— BEGIN —

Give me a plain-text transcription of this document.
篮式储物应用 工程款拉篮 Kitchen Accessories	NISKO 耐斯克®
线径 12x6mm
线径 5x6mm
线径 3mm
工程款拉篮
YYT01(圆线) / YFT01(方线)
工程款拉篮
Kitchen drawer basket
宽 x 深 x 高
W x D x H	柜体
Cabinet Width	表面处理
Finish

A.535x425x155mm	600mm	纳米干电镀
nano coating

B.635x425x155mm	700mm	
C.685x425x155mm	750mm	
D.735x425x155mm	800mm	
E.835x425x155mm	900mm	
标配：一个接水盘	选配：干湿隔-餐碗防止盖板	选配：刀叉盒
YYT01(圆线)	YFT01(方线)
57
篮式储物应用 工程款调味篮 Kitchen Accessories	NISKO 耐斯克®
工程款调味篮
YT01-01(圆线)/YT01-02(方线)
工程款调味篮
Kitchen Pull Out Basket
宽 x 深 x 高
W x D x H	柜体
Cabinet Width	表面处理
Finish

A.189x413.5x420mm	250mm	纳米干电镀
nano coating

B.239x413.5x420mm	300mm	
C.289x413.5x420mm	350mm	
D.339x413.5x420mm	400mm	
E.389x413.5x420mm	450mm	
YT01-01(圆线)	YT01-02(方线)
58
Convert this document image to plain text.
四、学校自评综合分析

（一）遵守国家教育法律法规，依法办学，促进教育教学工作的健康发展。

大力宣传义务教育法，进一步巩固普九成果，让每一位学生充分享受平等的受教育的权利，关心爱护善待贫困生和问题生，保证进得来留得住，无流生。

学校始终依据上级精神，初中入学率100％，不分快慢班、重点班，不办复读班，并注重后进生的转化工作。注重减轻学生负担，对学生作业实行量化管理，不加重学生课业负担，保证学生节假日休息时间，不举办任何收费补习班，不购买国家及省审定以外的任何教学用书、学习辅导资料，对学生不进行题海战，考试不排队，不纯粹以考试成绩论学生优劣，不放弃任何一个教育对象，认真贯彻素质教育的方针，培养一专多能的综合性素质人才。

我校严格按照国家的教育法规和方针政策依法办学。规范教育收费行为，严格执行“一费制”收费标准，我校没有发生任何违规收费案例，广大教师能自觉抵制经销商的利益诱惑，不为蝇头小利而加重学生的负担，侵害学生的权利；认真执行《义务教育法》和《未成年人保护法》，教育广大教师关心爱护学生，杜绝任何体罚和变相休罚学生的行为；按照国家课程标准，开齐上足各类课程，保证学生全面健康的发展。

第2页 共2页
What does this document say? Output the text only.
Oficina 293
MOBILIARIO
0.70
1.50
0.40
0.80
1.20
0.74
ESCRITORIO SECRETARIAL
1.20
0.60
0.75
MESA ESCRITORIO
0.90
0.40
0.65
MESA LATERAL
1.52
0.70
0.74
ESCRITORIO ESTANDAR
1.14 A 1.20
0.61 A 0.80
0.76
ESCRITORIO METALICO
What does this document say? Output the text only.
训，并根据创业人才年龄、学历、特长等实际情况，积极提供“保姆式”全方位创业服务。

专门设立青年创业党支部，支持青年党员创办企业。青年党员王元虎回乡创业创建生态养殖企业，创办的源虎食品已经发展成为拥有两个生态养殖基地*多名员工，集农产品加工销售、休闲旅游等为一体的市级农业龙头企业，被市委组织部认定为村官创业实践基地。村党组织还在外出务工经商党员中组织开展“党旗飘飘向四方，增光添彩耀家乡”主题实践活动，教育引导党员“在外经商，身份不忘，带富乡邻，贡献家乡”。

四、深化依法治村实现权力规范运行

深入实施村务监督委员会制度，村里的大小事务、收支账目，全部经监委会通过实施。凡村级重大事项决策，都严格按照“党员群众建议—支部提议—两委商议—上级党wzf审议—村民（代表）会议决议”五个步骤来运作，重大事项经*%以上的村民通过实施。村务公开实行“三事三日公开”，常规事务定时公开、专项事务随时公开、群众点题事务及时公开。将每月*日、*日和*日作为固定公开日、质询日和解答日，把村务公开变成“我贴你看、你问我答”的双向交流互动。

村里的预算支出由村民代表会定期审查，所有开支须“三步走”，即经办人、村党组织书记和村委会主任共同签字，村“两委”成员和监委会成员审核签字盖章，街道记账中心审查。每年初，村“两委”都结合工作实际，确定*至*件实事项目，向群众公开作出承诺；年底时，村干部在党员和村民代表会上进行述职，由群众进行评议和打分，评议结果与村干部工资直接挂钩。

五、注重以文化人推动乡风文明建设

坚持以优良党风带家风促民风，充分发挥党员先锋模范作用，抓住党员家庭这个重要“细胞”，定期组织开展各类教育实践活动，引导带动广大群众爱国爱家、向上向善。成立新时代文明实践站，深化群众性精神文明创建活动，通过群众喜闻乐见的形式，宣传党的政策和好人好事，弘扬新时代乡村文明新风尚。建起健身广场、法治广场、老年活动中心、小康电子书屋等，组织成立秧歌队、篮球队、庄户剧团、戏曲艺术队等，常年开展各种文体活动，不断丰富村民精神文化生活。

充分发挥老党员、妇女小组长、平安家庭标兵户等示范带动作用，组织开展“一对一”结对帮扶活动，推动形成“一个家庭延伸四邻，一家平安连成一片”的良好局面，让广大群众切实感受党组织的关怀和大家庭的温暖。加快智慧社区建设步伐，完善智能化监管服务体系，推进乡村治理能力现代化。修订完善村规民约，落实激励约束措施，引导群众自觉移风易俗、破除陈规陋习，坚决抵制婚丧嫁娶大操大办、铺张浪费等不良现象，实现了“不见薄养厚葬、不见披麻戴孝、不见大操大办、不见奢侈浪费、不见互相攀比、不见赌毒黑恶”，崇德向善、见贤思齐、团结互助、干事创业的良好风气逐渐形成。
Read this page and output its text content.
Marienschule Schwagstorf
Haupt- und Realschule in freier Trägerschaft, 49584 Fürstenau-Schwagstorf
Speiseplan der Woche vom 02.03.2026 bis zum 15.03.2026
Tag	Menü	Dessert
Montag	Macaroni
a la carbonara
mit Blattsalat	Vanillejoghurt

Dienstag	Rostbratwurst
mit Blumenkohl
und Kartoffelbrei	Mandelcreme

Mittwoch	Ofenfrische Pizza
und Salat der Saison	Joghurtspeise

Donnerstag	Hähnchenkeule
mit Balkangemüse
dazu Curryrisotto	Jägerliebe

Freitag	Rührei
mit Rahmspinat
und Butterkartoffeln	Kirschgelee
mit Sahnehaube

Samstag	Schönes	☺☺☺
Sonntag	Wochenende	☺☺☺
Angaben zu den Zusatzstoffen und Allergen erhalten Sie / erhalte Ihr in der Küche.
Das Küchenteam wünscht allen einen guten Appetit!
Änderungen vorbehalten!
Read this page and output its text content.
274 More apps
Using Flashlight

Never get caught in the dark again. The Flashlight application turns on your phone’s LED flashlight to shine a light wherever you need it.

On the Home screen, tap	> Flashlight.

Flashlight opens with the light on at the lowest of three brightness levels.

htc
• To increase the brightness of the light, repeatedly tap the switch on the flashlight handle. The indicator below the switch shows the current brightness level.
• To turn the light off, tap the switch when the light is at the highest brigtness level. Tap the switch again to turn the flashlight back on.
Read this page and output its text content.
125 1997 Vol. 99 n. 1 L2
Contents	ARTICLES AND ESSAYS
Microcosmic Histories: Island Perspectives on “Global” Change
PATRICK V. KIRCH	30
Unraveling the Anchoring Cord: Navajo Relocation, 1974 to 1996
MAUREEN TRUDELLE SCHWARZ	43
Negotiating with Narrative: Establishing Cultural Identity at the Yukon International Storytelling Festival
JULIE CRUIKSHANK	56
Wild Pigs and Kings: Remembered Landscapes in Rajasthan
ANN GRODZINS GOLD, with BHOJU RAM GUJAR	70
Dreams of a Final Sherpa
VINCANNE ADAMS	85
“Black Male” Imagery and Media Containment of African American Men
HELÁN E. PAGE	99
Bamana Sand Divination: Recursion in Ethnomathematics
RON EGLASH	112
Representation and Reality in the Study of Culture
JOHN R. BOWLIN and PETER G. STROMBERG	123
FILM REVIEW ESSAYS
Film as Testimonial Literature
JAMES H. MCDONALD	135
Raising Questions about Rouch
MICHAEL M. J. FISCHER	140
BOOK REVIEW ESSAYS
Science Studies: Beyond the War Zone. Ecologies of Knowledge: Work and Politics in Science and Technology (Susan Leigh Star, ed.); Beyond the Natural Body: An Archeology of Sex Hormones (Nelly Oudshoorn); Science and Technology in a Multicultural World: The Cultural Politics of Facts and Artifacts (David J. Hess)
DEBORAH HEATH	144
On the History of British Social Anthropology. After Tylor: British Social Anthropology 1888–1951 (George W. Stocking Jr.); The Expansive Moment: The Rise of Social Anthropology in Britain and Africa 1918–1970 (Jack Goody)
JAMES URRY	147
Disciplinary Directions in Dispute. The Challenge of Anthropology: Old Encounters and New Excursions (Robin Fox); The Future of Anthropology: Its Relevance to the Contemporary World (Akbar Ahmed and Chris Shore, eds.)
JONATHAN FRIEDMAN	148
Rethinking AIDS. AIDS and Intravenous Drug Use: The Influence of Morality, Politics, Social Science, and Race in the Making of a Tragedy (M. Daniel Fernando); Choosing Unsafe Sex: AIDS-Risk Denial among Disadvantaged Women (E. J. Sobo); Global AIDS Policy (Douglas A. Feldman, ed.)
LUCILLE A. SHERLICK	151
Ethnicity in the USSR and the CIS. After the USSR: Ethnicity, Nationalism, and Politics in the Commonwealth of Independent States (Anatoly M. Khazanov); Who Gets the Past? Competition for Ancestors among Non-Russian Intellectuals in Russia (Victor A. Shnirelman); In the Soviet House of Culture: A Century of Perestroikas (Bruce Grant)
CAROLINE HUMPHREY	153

— END —

* [EXERCISE]:
State how many lines of the records above contain the word "Kitchen", and give only that number.

* [THE RESULT]:
4